■ Estratto della pagina:

Per quanto riguarda, invece, la tassazione dei redditi prodotti dagli enti del Terzo Settore la riforma prevede alcune importanti novità. Va innanzitutto considerata la portata innovativa dell’art. 79 del Codice del Terzo Settore con il quale viene definita la natura commerciale o meno sia dell’attività che dell’ente nel suo complesso. La norma, in linea generale, tiene conto del rapporto ricavi e costi effettivi riferibili all’attività di interesse generale escludendo la tassazione anche nell’ipotesi in cui l’ente realizzi un piccolo margine di utile (5%). Si tratta di uno schema che riprende alcuni principi già espressi a livello euro-unionale e che contemplano la possibilità di defiscalizzare lo svolgimento di attività dietro versamento di corrispettivi al ricorrere di determinati presupposti.  

Più nello specifico e con particolare riferimento alla natura delle attività di interesse generale, il criterio base viene dettato dall’art. 79, comma 2. Si considerano non commerciali le attività svolte a titolo gratuito o dietro versamento di corrispettivi non eccedenti i costi effettivi, tenuto anche conto di eventuali apporti pubblici e salvo importi di partecipazione alla spesa posti dalla legge a carico dell’utenza. Tale principio subisce, come anticipato, una serie di deroghe, onde evitare un’applicazione troppo rigida. In primo luogo, si ammettono lievi scostamenti tra costi e ricavi (entro il 5%), purché questi non si protraggano per più di due esercizi consecutivi. Specifiche ipotesi di decommercializzazione sono poi previste per alcune attività, in base alla meritevolezza degli interessi tutelati oppure alla specifica tipologia di iniziative che l’ente svolge. Basti pensare alle attività di ricerca scientifica di particolare interesse sociale. Per Organizzazioni di Volontariato (ODV) e Associazioni di Promozione Sociale (APS), sono previste, invece, specifiche ipotesi di decommercializzazione delle attività svolte: rientrano in questo ambito la somministrazione di alimenti e bevande in occasione di raduni, manifestazioni e celebrazioni a carattere occasionale (per le ODV) e le attività istituzionali rese a fronte di corrispettivi specifici nei confronti degli associati e loro familiari conviventi (per le APS).

Con riferimento invece alla natura, commerciale o meno dell’ente nel suo complesso occorrerà tenere conto dei criteri di prevalenza indicati all’art. 79, comma 5. Sotto questo profilo lo schema generale riprende i criteri di prevalenza già espressi dal Testo unico delle Imposte sui redditi. Se i proventi derivanti dalle attività di interesse generale svolte con modalità non commerciali prevalgono su quelli derivanti dalle attività istituzionali svolte in forma di impresa e da quelle c.d. “diverse”, l’ente si considera non commerciale.

■ Estratti delle righe:
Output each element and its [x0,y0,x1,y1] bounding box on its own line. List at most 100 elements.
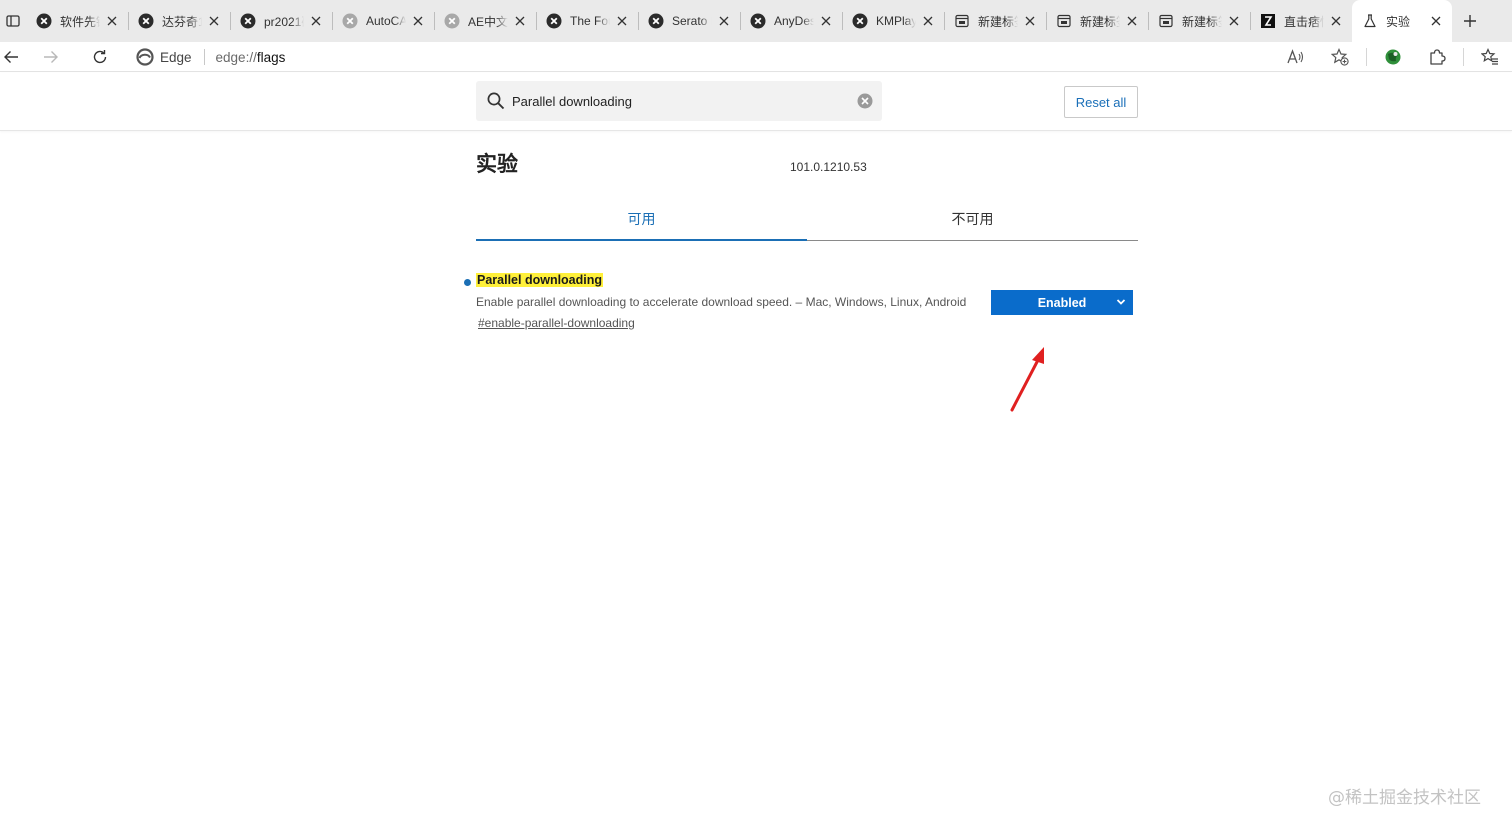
watermark: @稀土掘金技术社区 [1328,788,1481,808]
tab-title: 新建标签页 [1182,14,1222,29]
tab-title: KMPlayer [876,14,916,28]
reset-all-button[interactable]: Reset all [1064,86,1138,118]
modified-dot [464,279,471,286]
close-icon[interactable] [206,13,222,29]
green-globe-extension-icon [1385,49,1401,65]
site-label: Edge [160,49,192,65]
page-title: 实验 [476,152,518,176]
red-arrow-annotation [1010,347,1044,412]
refresh-icon [93,49,107,63]
browser-tab[interactable]: 达芬奇18 [128,0,230,42]
refresh-button[interactable] [80,42,120,72]
close-icon[interactable] [920,13,936,29]
clear-search-icon[interactable] [856,92,874,110]
tab-title: 实验 [1386,14,1411,29]
circle-x-icon [240,13,256,29]
address-bar[interactable]: Edge edge:// flags [124,42,1374,72]
tab-title: pr2021破解 [264,14,304,29]
browser-tab[interactable]: The Foundry [536,0,638,42]
flag-state-select[interactable]: Enabled [991,290,1133,315]
circle-x-icon [138,13,154,29]
back-button[interactable] [0,42,22,72]
read-aloud-icon [1287,49,1304,64]
browser-tab[interactable]: pr2021破解 [230,0,332,42]
flag-anchor-link[interactable]: #enable-parallel-downloading [478,316,635,330]
close-icon[interactable] [716,13,732,29]
edge-logo-icon [136,48,154,66]
tab-available[interactable]: 可用 [476,198,807,241]
availability-tabs: 可用 不可用 [476,198,1138,241]
browser-tab[interactable]: AE中文版 [434,0,536,42]
browser-tab[interactable]: 新建标签页 [1148,0,1250,42]
search-icon [487,92,505,110]
toolbar-right-group [1274,42,1512,72]
flags-search-input[interactable] [512,93,856,109]
tab-actions-button[interactable] [0,0,26,42]
close-icon[interactable] [614,13,630,29]
favorites-button[interactable] [1468,42,1512,72]
extension-button[interactable] [1371,42,1415,72]
add-favorite-button[interactable] [1318,42,1362,72]
flask-icon [1362,13,1378,29]
tab-title: AE中文版 [468,14,508,29]
tab-title: AnyDesk [774,14,814,28]
circle-x-icon [444,13,460,29]
browser-tab[interactable]: 软件先锋 [26,0,128,42]
browser-tab[interactable]: AnyDesk [740,0,842,42]
extensions-button[interactable] [1415,42,1459,72]
circle-x-icon [648,13,664,29]
puzzle-icon [1430,49,1446,65]
read-aloud-button[interactable] [1274,42,1318,72]
toolbar-divider [1366,48,1367,66]
forward-button[interactable] [22,42,80,72]
close-icon[interactable] [818,13,834,29]
circle-x-icon [342,13,358,29]
flag-state-value: Enabled [1037,295,1087,310]
circle-x-icon [546,13,562,29]
browser-toolbar: Edge edge:// flags [0,42,1512,72]
tab-title: 新建标签页 [1080,14,1120,29]
close-icon[interactable] [1328,13,1344,29]
tab-title: 新建标签页 [978,14,1018,29]
browser-tab[interactable]: 新建标签页 [944,0,1046,42]
toolbar-divider [1463,48,1464,66]
tab-unavailable[interactable]: 不可用 [807,198,1138,240]
url-prefix: edge:// [215,49,257,65]
new-tab-button[interactable] [1452,0,1488,42]
flag-description: Enable parallel downloading to accelerat… [476,295,967,309]
tab-actions-icon [6,15,20,27]
browser-tab[interactable]: Serato DJ [638,0,740,42]
browser-tab[interactable]: 新建标签页 [1046,0,1148,42]
forward-arrow-icon [44,50,58,63]
newtab-icon [1056,13,1072,29]
close-icon[interactable] [512,13,528,29]
browser-tab[interactable]: 直击痞性 [1250,0,1352,42]
flags-header: Reset all [0,73,1512,131]
tab-title: 达芬奇18 [162,14,202,29]
chevron-down-icon [1116,299,1126,305]
circle-x-icon [852,13,868,29]
version-label: 101.0.1210.53 [790,160,867,174]
close-icon[interactable] [1022,13,1038,29]
url-path: flags [256,49,286,65]
circle-x-icon [36,13,52,29]
browser-tab[interactable]: AutoCAD [332,0,434,42]
close-icon[interactable] [1428,13,1444,29]
tab-title: 直击痞性 [1284,14,1324,29]
browser-tab[interactable]: KMPlayer [842,0,944,42]
tab-title: Serato DJ [672,14,712,28]
newtab-icon [954,13,970,29]
favorites-star-list-icon [1481,48,1498,65]
tab-title: The Foundry [570,14,610,28]
close-icon[interactable] [104,13,120,29]
address-separator [203,49,205,65]
close-icon[interactable] [1226,13,1242,29]
close-icon[interactable] [308,13,324,29]
flags-search-box[interactable] [476,81,882,121]
close-icon[interactable] [1124,13,1140,29]
tab-title: AutoCAD [366,14,406,28]
tab-title: 软件先锋 [60,14,100,29]
browser-tab-active[interactable]: 实验 [1352,0,1452,42]
flag-name: Parallel downloading [476,273,604,287]
close-icon[interactable] [410,13,426,29]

■ Istruzioni da seguire: Citi dall'estratto sulla tassazione degli enti del Terzo Settore il tratto che va da "Per quanto riguarda, invece, la" fino a "di determinati presupposti." incluso.

■ Soluzione proposta:
Per quanto riguarda, invece, la tassazione dei redditi prodotti dagli enti del Terzo Settore la riforma prevede alcune importanti novità. Va innanzitutto considerata la portata innovativa dell’art. 79 del Codice del Terzo Settore con il quale viene definita la natura commerciale o meno sia dell’attività che dell’ente nel suo complesso. La norma, in linea generale, tiene conto del rapporto ricavi e costi effettivi riferibili all’attività di interesse generale escludendo la tassazione anche nell’ipotesi in cui l’ente realizzi un piccolo margine di utile (5%). Si tratta di uno schema che riprende alcuni principi già espressi a livello euro-unionale e che contemplano la possibilità di defiscalizzare lo svolgimento di attività dietro versamento di corrispettivi al ricorrere di determinati presupposti.